■ **Short task**: The entries below are to be repeated exactly as they stand.

■ **Records supplied**:
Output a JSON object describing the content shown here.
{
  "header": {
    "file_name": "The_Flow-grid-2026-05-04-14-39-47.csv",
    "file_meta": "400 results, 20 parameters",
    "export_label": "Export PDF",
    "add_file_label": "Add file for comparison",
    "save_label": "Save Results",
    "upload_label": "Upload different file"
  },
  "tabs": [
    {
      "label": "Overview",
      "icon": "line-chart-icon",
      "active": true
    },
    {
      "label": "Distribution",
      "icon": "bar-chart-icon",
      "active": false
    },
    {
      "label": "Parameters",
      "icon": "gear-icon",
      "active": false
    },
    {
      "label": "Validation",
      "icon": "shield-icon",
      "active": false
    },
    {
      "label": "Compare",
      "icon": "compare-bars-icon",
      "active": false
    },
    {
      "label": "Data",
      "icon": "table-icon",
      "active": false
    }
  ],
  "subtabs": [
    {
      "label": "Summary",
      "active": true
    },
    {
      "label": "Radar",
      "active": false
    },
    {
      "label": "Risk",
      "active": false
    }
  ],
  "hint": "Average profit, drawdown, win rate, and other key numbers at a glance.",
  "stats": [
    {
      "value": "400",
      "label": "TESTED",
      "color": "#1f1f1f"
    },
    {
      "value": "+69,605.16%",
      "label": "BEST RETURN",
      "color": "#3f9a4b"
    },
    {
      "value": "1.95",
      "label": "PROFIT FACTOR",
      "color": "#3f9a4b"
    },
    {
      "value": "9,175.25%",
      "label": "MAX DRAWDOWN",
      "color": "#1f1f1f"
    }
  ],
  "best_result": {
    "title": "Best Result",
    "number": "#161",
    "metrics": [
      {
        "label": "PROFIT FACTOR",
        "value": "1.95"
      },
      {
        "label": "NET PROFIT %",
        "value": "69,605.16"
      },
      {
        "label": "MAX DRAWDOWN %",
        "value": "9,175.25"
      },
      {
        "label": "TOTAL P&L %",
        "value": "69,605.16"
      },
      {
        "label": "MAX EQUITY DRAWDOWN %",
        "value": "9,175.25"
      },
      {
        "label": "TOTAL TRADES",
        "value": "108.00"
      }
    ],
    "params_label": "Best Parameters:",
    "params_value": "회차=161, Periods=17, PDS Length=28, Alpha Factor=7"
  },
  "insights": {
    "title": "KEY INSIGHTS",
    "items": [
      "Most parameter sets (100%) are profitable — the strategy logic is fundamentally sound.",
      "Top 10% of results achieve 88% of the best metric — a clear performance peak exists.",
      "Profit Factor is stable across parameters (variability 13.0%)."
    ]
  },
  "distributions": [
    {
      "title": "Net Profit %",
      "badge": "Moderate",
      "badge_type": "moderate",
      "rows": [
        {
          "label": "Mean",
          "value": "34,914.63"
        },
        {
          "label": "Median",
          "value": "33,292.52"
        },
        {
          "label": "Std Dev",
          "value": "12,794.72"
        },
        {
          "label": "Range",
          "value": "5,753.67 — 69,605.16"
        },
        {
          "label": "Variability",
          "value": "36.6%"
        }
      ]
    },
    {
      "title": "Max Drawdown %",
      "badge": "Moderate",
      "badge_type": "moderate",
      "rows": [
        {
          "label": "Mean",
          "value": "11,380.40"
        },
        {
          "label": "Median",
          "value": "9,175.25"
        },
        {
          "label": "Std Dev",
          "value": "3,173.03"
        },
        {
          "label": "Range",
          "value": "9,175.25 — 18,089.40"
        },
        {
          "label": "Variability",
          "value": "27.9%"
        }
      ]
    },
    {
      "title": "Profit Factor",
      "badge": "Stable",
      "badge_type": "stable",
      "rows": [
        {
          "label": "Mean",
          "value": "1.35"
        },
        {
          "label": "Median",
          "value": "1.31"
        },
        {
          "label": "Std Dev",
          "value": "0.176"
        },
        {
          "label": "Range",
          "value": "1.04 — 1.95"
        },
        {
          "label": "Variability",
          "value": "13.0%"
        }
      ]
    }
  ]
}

■ **Final result**:
Output a JSON object describing the content shown here.
{
  "header": {
    "file_name": "The_Flow-grid-2026-05-04-14-39-47.csv",
    "file_meta": "400 results, 20 parameters",
    "export_label": "Export PDF",
    "add_file_label": "Add file for comparison",
    "save_label": "Save Results",
    "upload_label": "Upload different file"
  },
  "tabs": [
    {
      "label": "Overview",
      "icon": "line-chart-icon",
      "active": true
    },
    {
      "label": "Distribution",
      "icon": "bar-chart-icon",
      "active": false
    },
    {
      "label": "Parameters",
      "icon": "gear-icon",
      "active": false
    },
    {
      "label": "Validation",
      "icon": "shield-icon",
      "active": false
    },
    {
      "label": "Compare",
      "icon": "compare-bars-icon",
      "active": false
    },
    {
      "label": "Data",
      "icon": "table-icon",
      "active": false
    }
  ],
  "subtabs": [
    {
      "label": "Summary",
      "active": true
    },
    {
      "label": "Radar",
      "active": false
    },
    {
      "label": "Risk",
      "active": false
    }
  ],
  "hint": "Average profit, drawdown, win rate, and other key numbers at a glance.",
  "stats": [
    {
      "value": "400",
      "label": "TESTED",
      "color": "#1f1f1f"
    },
    {
      "value": "+69,605.16%",
      "label": "BEST RETURN",
      "color": "#3f9a4b"
    },
    {
      "value": "1.95",
      "label": "PROFIT FACTOR",
      "color": "#3f9a4b"
    },
    {
      "value": "9,175.25%",
      "label": "MAX DRAWDOWN",
      "color": "#1f1f1f"
    }
  ],
  "best_result": {
    "title": "Best Result",
    "number": "#161",
    "metrics": [
      {
        "label": "PROFIT FACTOR",
        "value": "1.95"
      },
      {
        "label": "NET PROFIT %",
        "value": "69,605.16"
      },
      {
        "label": "MAX DRAWDOWN %",
        "value": "9,175.25"
      },
      {
        "label": "TOTAL P&L %",
        "value": "69,605.16"
      },
      {
        "label": "MAX EQUITY DRAWDOWN %",
        "value": "9,175.25"
      },
      {
        "label": "TOTAL TRADES",
        "value": "108.00"
      }
    ],
    "params_label": "Best Parameters:",
    "params_value": "회차=161, Periods=17, PDS Length=28, Alpha Factor=7"
  },
  "insights": {
    "title": "KEY INSIGHTS",
    "items": [
      "Most parameter sets (100%) are profitable — the strategy logic is fundamentally sound.",
      "Top 10% of results achieve 88% of the best metric — a clear performance peak exists.",
      "Profit Factor is stable across parameters (variability 13.0%)."
    ]
  },
  "distributions": [
    {
      "title": "Net Profit %",
      "badge": "Moderate",
      "badge_type": "moderate",
      "rows": [
        {
          "label": "Mean",
          "value": "34,914.63"
        },
        {
          "label": "Median",
          "value": "33,292.52"
        },
        {
          "label": "Std Dev",
          "value": "12,794.72"
        },
        {
          "label": "Range",
          "value": "5,753.67 — 69,605.16"
        },
        {
          "label": "Variability",
          "value": "36.6%"
        }
      ]
    },
    {
      "title": "Max Drawdown %",
      "badge": "Moderate",
      "badge_type": "moderate",
      "rows": [
        {
          "label": "Mean",
          "value": "11,380.40"
        },
        {
          "label": "Median",
          "value": "9,175.25"
        },
        {
          "label": "Std Dev",
          "value": "3,173.03"
        },
        {
          "label": "Range",
          "value": "9,175.25 — 18,089.40"
        },
        {
          "label": "Variability",
          "value": "27.9%"
        }
      ]
    },
    {
      "title": "Profit Factor",
      "badge": "Stable",
      "badge_type": "stable",
      "rows": [
        {
          "label": "Mean",
          "value": "1.35"
        },
        {
          "label": "Median",
          "value": "1.31"
        },
        {
          "label": "Std Dev",
          "value": "0.176"
        },
        {
          "label": "Range",
          "value": "1.04 — 1.95"
        },
        {
          "label": "Variability",
          "value": "13.0%"
        }
      ]
    }
  ]
}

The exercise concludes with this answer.